● **To be done**
Each entry below is to be printed verbatim.

● **Supplied material**
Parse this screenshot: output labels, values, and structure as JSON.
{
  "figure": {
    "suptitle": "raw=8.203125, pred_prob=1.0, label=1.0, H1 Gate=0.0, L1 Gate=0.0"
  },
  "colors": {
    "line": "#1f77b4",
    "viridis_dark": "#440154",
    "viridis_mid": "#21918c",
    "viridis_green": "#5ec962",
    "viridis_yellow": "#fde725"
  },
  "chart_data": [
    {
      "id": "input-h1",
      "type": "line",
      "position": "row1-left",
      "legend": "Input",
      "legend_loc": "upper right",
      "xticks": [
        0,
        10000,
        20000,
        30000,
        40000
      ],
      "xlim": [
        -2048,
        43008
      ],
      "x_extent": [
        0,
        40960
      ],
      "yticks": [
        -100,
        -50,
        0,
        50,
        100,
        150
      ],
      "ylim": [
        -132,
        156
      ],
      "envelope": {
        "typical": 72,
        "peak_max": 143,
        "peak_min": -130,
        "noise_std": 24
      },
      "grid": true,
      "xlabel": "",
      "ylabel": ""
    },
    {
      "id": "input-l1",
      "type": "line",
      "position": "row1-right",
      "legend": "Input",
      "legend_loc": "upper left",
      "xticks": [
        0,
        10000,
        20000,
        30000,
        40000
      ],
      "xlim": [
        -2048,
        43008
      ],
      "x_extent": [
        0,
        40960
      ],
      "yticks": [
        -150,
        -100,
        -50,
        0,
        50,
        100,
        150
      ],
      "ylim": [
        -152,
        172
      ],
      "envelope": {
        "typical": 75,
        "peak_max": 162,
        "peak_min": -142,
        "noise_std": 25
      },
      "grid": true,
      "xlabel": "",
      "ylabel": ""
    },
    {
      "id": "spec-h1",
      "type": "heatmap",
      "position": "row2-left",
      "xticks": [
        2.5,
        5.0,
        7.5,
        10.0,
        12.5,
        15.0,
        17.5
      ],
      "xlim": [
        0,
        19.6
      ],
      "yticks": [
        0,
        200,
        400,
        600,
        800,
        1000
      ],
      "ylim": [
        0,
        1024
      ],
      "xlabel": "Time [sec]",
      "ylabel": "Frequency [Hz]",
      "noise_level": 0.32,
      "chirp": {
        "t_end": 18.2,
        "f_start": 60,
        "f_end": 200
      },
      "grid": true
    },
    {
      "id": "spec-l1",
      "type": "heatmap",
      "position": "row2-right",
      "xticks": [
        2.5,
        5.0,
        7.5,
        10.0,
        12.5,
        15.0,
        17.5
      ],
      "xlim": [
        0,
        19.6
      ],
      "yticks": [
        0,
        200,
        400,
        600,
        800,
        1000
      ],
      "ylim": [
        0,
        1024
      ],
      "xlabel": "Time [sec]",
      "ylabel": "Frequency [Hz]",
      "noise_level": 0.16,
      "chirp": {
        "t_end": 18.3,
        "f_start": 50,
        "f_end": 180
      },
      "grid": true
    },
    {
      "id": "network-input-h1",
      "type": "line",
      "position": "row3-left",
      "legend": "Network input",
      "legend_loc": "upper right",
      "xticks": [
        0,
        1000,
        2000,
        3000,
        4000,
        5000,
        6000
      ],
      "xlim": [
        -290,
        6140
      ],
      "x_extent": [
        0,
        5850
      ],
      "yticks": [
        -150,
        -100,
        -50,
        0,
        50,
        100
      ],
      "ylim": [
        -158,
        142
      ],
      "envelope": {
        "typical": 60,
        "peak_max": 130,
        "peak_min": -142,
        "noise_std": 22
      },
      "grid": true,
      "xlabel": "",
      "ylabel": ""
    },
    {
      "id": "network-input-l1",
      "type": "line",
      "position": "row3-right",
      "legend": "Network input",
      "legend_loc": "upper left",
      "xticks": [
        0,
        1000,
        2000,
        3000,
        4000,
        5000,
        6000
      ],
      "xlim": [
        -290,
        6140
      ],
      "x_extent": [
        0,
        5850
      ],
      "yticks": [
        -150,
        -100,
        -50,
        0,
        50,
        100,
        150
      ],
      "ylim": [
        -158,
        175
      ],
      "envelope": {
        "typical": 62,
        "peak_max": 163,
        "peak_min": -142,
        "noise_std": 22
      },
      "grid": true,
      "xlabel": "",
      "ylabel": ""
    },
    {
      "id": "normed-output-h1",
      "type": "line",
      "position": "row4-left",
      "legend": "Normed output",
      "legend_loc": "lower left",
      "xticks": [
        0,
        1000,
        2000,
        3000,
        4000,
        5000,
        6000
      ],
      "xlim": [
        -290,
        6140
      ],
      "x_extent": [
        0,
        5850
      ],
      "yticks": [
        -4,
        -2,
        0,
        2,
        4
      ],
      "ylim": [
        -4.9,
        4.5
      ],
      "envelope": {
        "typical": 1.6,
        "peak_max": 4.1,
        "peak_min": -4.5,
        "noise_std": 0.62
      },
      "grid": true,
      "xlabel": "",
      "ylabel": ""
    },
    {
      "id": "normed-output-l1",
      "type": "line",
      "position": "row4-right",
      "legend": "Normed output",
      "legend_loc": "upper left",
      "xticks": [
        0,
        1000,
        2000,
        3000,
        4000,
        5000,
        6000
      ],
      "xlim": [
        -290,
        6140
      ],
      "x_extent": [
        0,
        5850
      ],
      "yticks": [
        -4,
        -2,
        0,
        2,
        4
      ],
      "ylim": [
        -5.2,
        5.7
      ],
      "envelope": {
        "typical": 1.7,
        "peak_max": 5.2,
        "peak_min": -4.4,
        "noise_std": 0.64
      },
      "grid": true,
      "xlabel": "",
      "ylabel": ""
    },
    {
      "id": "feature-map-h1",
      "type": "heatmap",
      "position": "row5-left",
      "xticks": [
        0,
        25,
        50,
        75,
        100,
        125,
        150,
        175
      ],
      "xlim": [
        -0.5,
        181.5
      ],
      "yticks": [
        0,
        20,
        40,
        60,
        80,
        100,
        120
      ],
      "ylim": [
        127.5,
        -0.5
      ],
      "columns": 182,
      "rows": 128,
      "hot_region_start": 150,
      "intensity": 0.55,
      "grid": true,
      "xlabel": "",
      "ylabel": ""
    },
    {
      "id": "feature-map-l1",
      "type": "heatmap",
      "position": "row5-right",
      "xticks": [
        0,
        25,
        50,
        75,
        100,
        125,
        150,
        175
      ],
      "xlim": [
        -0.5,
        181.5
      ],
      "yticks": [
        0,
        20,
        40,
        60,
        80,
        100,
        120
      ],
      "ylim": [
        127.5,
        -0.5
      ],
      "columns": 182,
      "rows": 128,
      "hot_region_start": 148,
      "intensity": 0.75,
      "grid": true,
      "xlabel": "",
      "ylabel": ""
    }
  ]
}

● **Response for this exercise**
Parse this screenshot: output labels, values, and structure as JSON.
{
  "figure": {
    "suptitle": "raw=8.203125, pred_prob=1.0, label=1.0, H1 Gate=0.0, L1 Gate=0.0"
  },
  "colors": {
    "line": "#1f77b4",
    "viridis_dark": "#440154",
    "viridis_mid": "#21918c",
    "viridis_green": "#5ec962",
    "viridis_yellow": "#fde725"
  },
  "chart_data": [
    {
      "id": "input-h1",
      "type": "line",
      "position": "row1-left",
      "legend": "Input",
      "legend_loc": "upper right",
      "xticks": [
        0,
        10000,
        20000,
        30000,
        40000
      ],
      "xlim": [
        -2048,
        43008
      ],
      "x_extent": [
        0,
        40960
      ],
      "yticks": [
        -100,
        -50,
        0,
        50,
        100,
        150
      ],
      "ylim": [
        -132,
        156
      ],
      "envelope": {
        "typical": 72,
        "peak_max": 143,
        "peak_min": -130,
        "noise_std": 24
      },
      "grid": true,
      "xlabel": "",
      "ylabel": ""
    },
    {
      "id": "input-l1",
      "type": "line",
      "position": "row1-right",
      "legend": "Input",
      "legend_loc": "upper left",
      "xticks": [
        0,
        10000,
        20000,
        30000,
        40000
      ],
      "xlim": [
        -2048,
        43008
      ],
      "x_extent": [
        0,
        40960
      ],
      "yticks": [
        -150,
        -100,
        -50,
        0,
        50,
        100,
        150
      ],
      "ylim": [
        -152,
        172
      ],
      "envelope": {
        "typical": 75,
        "peak_max": 162,
        "peak_min": -142,
        "noise_std": 25
      },
      "grid": true,
      "xlabel": "",
      "ylabel": ""
    },
    {
      "id": "spec-h1",
      "type": "heatmap",
      "position": "row2-left",
      "xticks": [
        2.5,
        5.0,
        7.5,
        10.0,
        12.5,
        15.0,
        17.5
      ],
      "xlim": [
        0,
        19.6
      ],
      "yticks": [
        0,
        200,
        400,
        600,
        800,
        1000
      ],
      "ylim": [
        0,
        1024
      ],
      "xlabel": "Time [sec]",
      "ylabel": "Frequency [Hz]",
      "noise_level": 0.32,
      "chirp": {
        "t_end": 18.2,
        "f_start": 60,
        "f_end": 200
      },
      "grid": true
    },
    {
      "id": "spec-l1",
      "type": "heatmap",
      "position": "row2-right",
      "xticks": [
        2.5,
        5.0,
        7.5,
        10.0,
        12.5,
        15.0,
        17.5
      ],
      "xlim": [
        0,
        19.6
      ],
      "yticks": [
        0,
        200,
        400,
        600,
        800,
        1000
      ],
      "ylim": [
        0,
        1024
      ],
      "xlabel": "Time [sec]",
      "ylabel": "Frequency [Hz]",
      "noise_level": 0.16,
      "chirp": {
        "t_end": 18.3,
        "f_start": 50,
        "f_end": 180
      },
      "grid": true
    },
    {
      "id": "network-input-h1",
      "type": "line",
      "position": "row3-left",
      "legend": "Network input",
      "legend_loc": "upper right",
      "xticks": [
        0,
        1000,
        2000,
        3000,
        4000,
        5000,
        6000
      ],
      "xlim": [
        -290,
        6140
      ],
      "x_extent": [
        0,
        5850
      ],
      "yticks": [
        -150,
        -100,
        -50,
        0,
        50,
        100
      ],
      "ylim": [
        -158,
        142
      ],
      "envelope": {
        "typical": 60,
        "peak_max": 130,
        "peak_min": -142,
        "noise_std": 22
      },
      "grid": true,
      "xlabel": "",
      "ylabel": ""
    },
    {
      "id": "network-input-l1",
      "type": "line",
      "position": "row3-right",
      "legend": "Network input",
      "legend_loc": "upper left",
      "xticks": [
        0,
        1000,
        2000,
        3000,
        4000,
        5000,
        6000
      ],
      "xlim": [
        -290,
        6140
      ],
      "x_extent": [
        0,
        5850
      ],
      "yticks": [
        -150,
        -100,
        -50,
        0,
        50,
        100,
        150
      ],
      "ylim": [
        -158,
        175
      ],
      "envelope": {
        "typical": 62,
        "peak_max": 163,
        "peak_min": -142,
        "noise_std": 22
      },
      "grid": true,
      "xlabel": "",
      "ylabel": ""
    },
    {
      "id": "normed-output-h1",
      "type": "line",
      "position": "row4-left",
      "legend": "Normed output",
      "legend_loc": "lower left",
      "xticks": [
        0,
        1000,
        2000,
        3000,
        4000,
        5000,
        6000
      ],
      "xlim": [
        -290,
        6140
      ],
      "x_extent": [
        0,
        5850
      ],
      "yticks": [
        -4,
        -2,
        0,
        2,
        4
      ],
      "ylim": [
        -4.9,
        4.5
      ],
      "envelope": {
        "typical": 1.6,
        "peak_max": 4.1,
        "peak_min": -4.5,
        "noise_std": 0.62
      },
      "grid": true,
      "xlabel": "",
      "ylabel": ""
    },
    {
      "id": "normed-output-l1",
      "type": "line",
      "position": "row4-right",
      "legend": "Normed output",
      "legend_loc": "upper left",
      "xticks": [
        0,
        1000,
        2000,
        3000,
        4000,
        5000,
        6000
      ],
      "xlim": [
        -290,
        6140
      ],
      "x_extent": [
        0,
        5850
      ],
      "yticks": [
        -4,
        -2,
        0,
        2,
        4
      ],
      "ylim": [
        -5.2,
        5.7
      ],
      "envelope": {
        "typical": 1.7,
        "peak_max": 5.2,
        "peak_min": -4.4,
        "noise_std": 0.64
      },
      "grid": true,
      "xlabel": "",
      "ylabel": ""
    },
    {
      "id": "feature-map-h1",
      "type": "heatmap",
      "position": "row5-left",
      "xticks": [
        0,
        25,
        50,
        75,
        100,
        125,
        150,
        175
      ],
      "xlim": [
        -0.5,
        181.5
      ],
      "yticks": [
        0,
        20,
        40,
        60,
        80,
        100,
        120
      ],
      "ylim": [
        127.5,
        -0.5
      ],
      "columns": 182,
      "rows": 128,
      "hot_region_start": 150,
      "intensity": 0.55,
      "grid": true,
      "xlabel": "",
      "ylabel": ""
    },
    {
      "id": "feature-map-l1",
      "type": "heatmap",
      "position": "row5-right",
      "xticks": [
        0,
        25,
        50,
        75,
        100,
        125,
        150,
        175
      ],
      "xlim": [
        -0.5,
        181.5
      ],
      "yticks": [
        0,
        20,
        40,
        60,
        80,
        100,
        120
      ],
      "ylim": [
        127.5,
        -0.5
      ],
      "columns": 182,
      "rows": 128,
      "hot_region_start": 148,
      "intensity": 0.75,
      "grid": true,
      "xlabel": "",
      "ylabel": ""
    }
  ]
}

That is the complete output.